Source data:

════

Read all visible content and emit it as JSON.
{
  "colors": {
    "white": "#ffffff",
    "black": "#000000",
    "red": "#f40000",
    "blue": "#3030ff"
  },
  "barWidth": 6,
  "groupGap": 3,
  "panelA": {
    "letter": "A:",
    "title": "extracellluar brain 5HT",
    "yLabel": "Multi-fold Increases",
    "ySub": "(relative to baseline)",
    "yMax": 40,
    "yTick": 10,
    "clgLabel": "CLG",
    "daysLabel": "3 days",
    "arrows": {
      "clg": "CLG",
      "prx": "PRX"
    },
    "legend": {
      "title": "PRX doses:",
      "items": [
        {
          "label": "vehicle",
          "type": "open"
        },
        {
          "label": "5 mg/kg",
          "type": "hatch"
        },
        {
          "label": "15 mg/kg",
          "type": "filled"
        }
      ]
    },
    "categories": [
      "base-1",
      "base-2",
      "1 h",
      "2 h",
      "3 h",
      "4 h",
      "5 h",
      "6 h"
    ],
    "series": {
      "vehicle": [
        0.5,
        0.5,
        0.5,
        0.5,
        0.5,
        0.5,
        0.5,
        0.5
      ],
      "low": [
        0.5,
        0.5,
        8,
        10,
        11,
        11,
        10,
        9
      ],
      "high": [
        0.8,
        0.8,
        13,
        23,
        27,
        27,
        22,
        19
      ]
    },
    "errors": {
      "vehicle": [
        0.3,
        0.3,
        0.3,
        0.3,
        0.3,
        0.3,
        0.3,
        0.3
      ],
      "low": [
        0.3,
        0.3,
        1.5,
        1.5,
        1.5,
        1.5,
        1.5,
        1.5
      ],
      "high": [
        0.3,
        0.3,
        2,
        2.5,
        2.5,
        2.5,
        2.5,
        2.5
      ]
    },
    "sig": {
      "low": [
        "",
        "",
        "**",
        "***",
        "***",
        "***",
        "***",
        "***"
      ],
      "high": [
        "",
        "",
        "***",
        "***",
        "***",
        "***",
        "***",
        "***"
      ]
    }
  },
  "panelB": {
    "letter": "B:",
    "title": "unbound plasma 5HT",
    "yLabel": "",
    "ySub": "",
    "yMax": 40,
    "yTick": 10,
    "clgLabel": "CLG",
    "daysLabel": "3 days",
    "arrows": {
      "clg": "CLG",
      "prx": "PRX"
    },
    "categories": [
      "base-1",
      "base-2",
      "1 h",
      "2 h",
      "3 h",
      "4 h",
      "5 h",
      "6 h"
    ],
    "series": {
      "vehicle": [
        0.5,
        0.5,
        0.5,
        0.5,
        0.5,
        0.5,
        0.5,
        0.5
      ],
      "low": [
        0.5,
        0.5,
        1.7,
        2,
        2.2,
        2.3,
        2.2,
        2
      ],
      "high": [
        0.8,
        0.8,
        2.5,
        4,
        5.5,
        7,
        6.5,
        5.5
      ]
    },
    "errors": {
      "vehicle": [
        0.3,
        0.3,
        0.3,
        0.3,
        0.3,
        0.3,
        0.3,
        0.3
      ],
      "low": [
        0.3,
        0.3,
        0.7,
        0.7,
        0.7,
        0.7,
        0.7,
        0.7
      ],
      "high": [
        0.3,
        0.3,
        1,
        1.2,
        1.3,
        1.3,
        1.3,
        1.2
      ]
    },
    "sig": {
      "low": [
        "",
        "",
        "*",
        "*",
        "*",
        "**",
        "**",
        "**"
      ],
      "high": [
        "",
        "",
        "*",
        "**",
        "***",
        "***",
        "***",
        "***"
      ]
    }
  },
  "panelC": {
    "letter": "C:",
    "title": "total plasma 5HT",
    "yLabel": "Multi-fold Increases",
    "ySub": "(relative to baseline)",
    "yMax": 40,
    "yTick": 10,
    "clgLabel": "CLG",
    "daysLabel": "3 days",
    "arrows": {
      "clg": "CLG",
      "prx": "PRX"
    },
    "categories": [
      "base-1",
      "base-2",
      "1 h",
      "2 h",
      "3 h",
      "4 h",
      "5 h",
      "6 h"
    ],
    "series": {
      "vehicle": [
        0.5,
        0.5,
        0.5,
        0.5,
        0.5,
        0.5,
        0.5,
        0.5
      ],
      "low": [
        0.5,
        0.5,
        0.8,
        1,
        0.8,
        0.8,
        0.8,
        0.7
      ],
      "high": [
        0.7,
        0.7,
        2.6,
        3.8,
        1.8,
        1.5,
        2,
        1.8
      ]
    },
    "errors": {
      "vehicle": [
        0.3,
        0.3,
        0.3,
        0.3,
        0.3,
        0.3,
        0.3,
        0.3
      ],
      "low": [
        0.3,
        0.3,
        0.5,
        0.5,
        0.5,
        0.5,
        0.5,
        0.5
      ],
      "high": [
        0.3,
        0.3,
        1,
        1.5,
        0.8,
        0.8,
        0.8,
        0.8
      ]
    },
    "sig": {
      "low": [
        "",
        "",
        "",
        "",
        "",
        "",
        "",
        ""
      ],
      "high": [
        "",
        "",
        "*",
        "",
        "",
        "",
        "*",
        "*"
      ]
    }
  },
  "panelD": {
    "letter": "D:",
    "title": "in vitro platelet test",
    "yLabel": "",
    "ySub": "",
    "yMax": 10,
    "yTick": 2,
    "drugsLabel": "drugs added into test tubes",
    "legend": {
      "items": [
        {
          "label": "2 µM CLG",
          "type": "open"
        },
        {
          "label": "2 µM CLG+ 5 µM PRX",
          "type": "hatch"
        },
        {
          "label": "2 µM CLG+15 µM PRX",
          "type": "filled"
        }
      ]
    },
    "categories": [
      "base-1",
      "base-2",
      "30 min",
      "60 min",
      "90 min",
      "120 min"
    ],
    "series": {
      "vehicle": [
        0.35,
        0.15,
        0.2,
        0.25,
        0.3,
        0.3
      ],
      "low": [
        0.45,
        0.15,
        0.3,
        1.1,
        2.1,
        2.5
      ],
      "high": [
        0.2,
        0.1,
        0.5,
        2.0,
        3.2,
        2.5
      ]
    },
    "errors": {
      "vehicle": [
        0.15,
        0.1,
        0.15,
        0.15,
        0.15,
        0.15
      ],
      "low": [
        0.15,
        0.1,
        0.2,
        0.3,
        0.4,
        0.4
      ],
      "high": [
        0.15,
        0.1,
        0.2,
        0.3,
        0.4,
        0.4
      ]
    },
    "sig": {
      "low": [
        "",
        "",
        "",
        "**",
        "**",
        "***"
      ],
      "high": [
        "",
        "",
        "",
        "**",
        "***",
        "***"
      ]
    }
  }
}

════

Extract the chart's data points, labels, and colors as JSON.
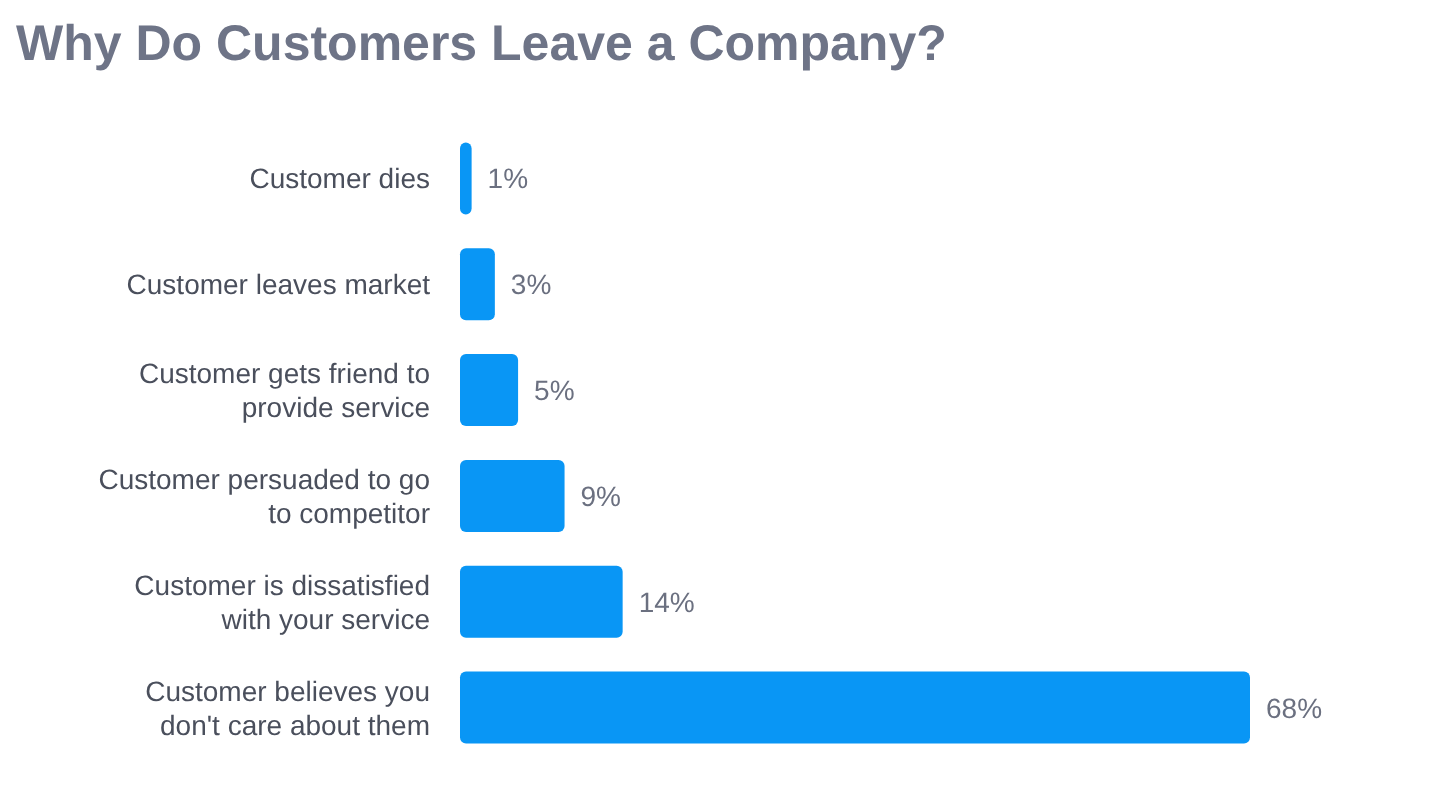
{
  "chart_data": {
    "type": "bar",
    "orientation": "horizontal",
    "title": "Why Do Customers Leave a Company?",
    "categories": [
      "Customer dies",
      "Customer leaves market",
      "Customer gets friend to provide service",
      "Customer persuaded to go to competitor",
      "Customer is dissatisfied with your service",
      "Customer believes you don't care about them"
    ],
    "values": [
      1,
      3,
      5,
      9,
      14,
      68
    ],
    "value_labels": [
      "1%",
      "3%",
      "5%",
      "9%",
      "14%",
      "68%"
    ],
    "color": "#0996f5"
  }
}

════

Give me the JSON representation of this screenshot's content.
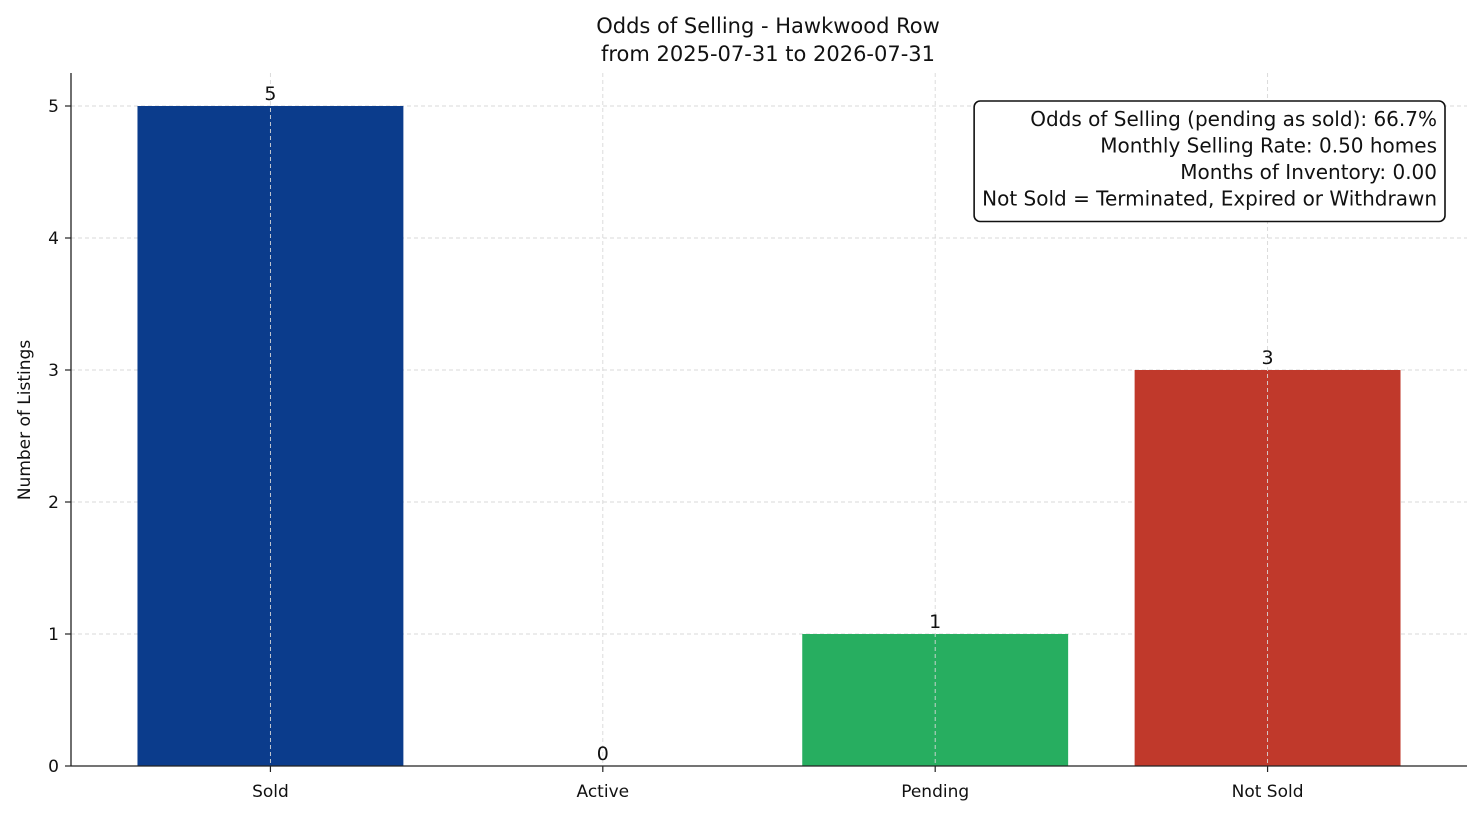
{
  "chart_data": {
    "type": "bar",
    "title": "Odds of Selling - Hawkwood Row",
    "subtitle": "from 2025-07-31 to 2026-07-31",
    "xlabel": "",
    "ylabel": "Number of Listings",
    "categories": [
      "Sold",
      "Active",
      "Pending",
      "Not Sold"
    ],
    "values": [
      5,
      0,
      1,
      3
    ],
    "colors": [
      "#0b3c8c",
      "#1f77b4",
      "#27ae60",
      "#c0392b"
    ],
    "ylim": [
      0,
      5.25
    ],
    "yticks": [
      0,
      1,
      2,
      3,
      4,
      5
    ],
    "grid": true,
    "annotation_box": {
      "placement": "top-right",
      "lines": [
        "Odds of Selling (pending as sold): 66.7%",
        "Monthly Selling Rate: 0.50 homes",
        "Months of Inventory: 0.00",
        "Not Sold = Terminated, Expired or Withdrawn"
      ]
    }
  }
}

════

PROBLEM REQUIREMENTS:
For the listing above, identify each line bearing "test".

RESPONSE BELOW:
    "title": "in vitro platelet test",
    "drugsLabel": "drugs added into test tubes",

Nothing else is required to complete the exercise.